**Exercise details**
Every record here needs to be written out again exactly.

(Raw records)
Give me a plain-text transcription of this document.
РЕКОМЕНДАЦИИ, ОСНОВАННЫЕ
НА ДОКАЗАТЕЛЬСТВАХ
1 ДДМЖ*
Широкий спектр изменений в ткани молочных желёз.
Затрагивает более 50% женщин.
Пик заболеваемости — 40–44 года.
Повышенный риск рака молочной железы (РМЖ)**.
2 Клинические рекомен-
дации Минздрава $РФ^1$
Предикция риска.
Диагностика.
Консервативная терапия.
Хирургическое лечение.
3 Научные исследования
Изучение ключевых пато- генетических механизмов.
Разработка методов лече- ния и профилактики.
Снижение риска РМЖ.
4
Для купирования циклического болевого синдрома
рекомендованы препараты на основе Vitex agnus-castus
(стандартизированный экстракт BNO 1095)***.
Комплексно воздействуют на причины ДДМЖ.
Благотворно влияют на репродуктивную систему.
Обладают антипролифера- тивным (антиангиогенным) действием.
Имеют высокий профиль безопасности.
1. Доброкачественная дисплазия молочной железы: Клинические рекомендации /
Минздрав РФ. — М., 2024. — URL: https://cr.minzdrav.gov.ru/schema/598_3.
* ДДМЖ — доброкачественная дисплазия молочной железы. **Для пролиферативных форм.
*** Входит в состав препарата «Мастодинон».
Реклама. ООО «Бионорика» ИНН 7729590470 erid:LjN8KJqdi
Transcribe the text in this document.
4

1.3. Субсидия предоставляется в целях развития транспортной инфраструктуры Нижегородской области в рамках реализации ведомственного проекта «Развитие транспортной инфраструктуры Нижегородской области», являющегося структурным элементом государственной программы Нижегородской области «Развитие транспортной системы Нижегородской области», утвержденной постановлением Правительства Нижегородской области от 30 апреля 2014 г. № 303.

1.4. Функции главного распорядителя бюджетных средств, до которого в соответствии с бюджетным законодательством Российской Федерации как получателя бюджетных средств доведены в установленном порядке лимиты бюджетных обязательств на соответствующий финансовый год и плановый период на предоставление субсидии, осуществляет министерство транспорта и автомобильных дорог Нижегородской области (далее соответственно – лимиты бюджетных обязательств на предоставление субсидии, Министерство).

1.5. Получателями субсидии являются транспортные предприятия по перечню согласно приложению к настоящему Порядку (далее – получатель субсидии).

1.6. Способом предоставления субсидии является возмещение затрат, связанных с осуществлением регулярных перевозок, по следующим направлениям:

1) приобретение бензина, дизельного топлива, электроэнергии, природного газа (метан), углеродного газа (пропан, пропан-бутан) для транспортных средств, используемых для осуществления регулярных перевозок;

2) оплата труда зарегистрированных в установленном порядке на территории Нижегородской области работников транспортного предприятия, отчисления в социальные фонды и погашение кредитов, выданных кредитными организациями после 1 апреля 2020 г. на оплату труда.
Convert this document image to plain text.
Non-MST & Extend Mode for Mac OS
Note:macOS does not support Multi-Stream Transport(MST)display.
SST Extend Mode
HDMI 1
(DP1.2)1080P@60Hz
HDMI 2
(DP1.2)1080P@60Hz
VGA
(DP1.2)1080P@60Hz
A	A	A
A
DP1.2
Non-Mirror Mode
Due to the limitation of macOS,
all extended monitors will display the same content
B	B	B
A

**Answer**
Give me a plain-text transcription of this document.
РЕКОМЕНДАЦИИ, ОСНОВАННЫЕ
НА ДОКАЗАТЕЛЬСТВАХ
1 ДДМЖ*
Широкий спектр изменений в ткани молочных желёз.
Затрагивает более 50% женщин.
Пик заболеваемости — 40–44 года.
Повышенный риск рака молочной железы (РМЖ)**.
2 Клинические рекомен-
дации Минздрава $РФ^1$
Предикция риска.
Диагностика.
Консервативная терапия.
Хирургическое лечение.
3 Научные исследования
Изучение ключевых пато- генетических механизмов.
Разработка методов лече- ния и профилактики.
Снижение риска РМЖ.
4
Для купирования циклического болевого синдрома
рекомендованы препараты на основе Vitex agnus-castus
(стандартизированный экстракт BNO 1095)***.
Комплексно воздействуют на причины ДДМЖ.
Благотворно влияют на репродуктивную систему.
Обладают антипролифера- тивным (антиангиогенным) действием.
Имеют высокий профиль безопасности.
1. Доброкачественная дисплазия молочной железы: Клинические рекомендации /
Минздрав РФ. — М., 2024. — URL: https://cr.minzdrav.gov.ru/schema/598_3.
* ДДМЖ — доброкачественная дисплазия молочной железы. **Для пролиферативных форм.
*** Входит в состав препарата «Мастодинон».
Реклама. ООО «Бионорика» ИНН 7729590470 erid:LjN8KJqdi
Transcribe the text in this document.
4

1.3. Субсидия предоставляется в целях развития транспортной инфраструктуры Нижегородской области в рамках реализации ведомственного проекта «Развитие транспортной инфраструктуры Нижегородской области», являющегося структурным элементом государственной программы Нижегородской области «Развитие транспортной системы Нижегородской области», утвержденной постановлением Правительства Нижегородской области от 30 апреля 2014 г. № 303.

1.4. Функции главного распорядителя бюджетных средств, до которого в соответствии с бюджетным законодательством Российской Федерации как получателя бюджетных средств доведены в установленном порядке лимиты бюджетных обязательств на соответствующий финансовый год и плановый период на предоставление субсидии, осуществляет министерство транспорта и автомобильных дорог Нижегородской области (далее соответственно – лимиты бюджетных обязательств на предоставление субсидии, Министерство).

1.5. Получателями субсидии являются транспортные предприятия по перечню согласно приложению к настоящему Порядку (далее – получатель субсидии).

1.6. Способом предоставления субсидии является возмещение затрат, связанных с осуществлением регулярных перевозок, по следующим направлениям:

1) приобретение бензина, дизельного топлива, электроэнергии, природного газа (метан), углеродного газа (пропан, пропан-бутан) для транспортных средств, используемых для осуществления регулярных перевозок;

2) оплата труда зарегистрированных в установленном порядке на территории Нижегородской области работников транспортного предприятия, отчисления в социальные фонды и погашение кредитов, выданных кредитными организациями после 1 апреля 2020 г. на оплату труда.
Convert this document image to plain text.
Non-MST & Extend Mode for Mac OS
Note:macOS does not support Multi-Stream Transport(MST)display.
SST Extend Mode
HDMI 1
(DP1.2)1080P@60Hz
HDMI 2
(DP1.2)1080P@60Hz
VGA
(DP1.2)1080P@60Hz
A	A	A
A
DP1.2
Non-Mirror Mode
Due to the limitation of macOS,
all extended monitors will display the same content
B	B	B
A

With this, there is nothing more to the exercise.